Please reproduce every line of the data below word for word.

+ + +

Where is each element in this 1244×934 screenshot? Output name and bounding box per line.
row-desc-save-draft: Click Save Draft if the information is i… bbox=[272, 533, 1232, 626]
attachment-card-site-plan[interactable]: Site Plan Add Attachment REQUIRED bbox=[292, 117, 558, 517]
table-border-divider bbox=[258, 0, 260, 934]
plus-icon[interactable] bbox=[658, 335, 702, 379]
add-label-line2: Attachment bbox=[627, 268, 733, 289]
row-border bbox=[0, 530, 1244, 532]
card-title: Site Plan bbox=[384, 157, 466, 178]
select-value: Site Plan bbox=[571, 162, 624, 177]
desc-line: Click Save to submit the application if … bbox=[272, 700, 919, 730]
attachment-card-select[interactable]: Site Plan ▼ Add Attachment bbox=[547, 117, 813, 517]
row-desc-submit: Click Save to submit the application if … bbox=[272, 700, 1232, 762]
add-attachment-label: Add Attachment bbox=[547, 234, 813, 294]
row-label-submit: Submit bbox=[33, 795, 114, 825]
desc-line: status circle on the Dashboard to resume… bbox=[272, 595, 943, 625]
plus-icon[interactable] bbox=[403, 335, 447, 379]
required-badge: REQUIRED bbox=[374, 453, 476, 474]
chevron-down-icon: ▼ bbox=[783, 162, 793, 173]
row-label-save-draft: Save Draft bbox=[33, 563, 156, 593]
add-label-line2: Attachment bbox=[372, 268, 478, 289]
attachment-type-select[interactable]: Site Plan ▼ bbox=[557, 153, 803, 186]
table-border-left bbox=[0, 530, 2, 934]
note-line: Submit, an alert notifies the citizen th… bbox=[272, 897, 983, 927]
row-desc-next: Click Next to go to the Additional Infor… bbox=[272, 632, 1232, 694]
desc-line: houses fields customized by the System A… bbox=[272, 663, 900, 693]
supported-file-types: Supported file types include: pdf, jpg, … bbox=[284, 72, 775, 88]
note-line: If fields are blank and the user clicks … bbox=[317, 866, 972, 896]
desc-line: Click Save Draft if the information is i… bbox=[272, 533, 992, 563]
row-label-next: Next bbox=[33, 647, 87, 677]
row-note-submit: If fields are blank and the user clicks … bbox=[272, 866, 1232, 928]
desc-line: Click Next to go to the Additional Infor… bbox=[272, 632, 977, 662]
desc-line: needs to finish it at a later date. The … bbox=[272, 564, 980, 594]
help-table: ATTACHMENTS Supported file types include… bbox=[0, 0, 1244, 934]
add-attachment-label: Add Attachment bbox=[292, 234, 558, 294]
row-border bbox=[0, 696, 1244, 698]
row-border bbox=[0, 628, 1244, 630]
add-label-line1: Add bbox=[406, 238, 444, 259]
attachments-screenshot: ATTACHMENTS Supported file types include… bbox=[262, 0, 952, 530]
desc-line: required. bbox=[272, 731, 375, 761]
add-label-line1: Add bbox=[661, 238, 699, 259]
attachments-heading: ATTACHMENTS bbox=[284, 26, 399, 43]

+ + +

### IN RESPONSE
Where is each element in this 1244×934 screenshot? Output name and bounding box per line.
row-desc-save-draft: Click Save Draft if the information is i… bbox=[272, 533, 1232, 626]
attachment-card-site-plan[interactable]: Site Plan Add Attachment REQUIRED bbox=[292, 117, 558, 517]
table-border-divider bbox=[258, 0, 260, 934]
plus-icon[interactable] bbox=[658, 335, 702, 379]
add-label-line2: Attachment bbox=[627, 268, 733, 289]
row-border bbox=[0, 530, 1244, 532]
card-title: Site Plan bbox=[384, 157, 466, 178]
select-value: Site Plan bbox=[571, 162, 624, 177]
desc-line: Click Save to submit the application if … bbox=[272, 700, 919, 730]
attachment-card-select[interactable]: Site Plan ▼ Add Attachment bbox=[547, 117, 813, 517]
row-desc-submit: Click Save to submit the application if … bbox=[272, 700, 1232, 762]
add-attachment-label: Add Attachment bbox=[547, 234, 813, 294]
row-label-submit: Submit bbox=[33, 795, 114, 825]
desc-line: status circle on the Dashboard to resume… bbox=[272, 595, 943, 625]
plus-icon[interactable] bbox=[403, 335, 447, 379]
required-badge: REQUIRED bbox=[374, 453, 476, 474]
chevron-down-icon: ▼ bbox=[783, 162, 793, 173]
row-label-save-draft: Save Draft bbox=[33, 563, 156, 593]
add-label-line2: Attachment bbox=[372, 268, 478, 289]
attachment-type-select[interactable]: Site Plan ▼ bbox=[557, 153, 803, 186]
table-border-left bbox=[0, 530, 2, 934]
note-line: Submit, an alert notifies the citizen th… bbox=[272, 897, 983, 927]
row-desc-next: Click Next to go to the Additional Infor… bbox=[272, 632, 1232, 694]
desc-line: houses fields customized by the System A… bbox=[272, 663, 900, 693]
supported-file-types: Supported file types include: pdf, jpg, … bbox=[284, 72, 775, 88]
note-line: If fields are blank and the user clicks … bbox=[317, 866, 972, 896]
desc-line: Click Save Draft if the information is i… bbox=[272, 533, 992, 563]
row-label-next: Next bbox=[33, 647, 87, 677]
row-note-submit: If fields are blank and the user clicks … bbox=[272, 866, 1232, 928]
desc-line: Click Next to go to the Additional Infor… bbox=[272, 632, 977, 662]
desc-line: needs to finish it at a later date. The … bbox=[272, 564, 980, 594]
help-table: ATTACHMENTS Supported file types include… bbox=[0, 0, 1244, 934]
add-attachment-label: Add Attachment bbox=[292, 234, 558, 294]
row-border bbox=[0, 696, 1244, 698]
row-border bbox=[0, 628, 1244, 630]
add-label-line1: Add bbox=[406, 238, 444, 259]
attachments-screenshot: ATTACHMENTS Supported file types include… bbox=[262, 0, 952, 530]
desc-line: required. bbox=[272, 731, 375, 761]
add-label-line1: Add bbox=[661, 238, 699, 259]
attachments-heading: ATTACHMENTS bbox=[284, 26, 399, 43]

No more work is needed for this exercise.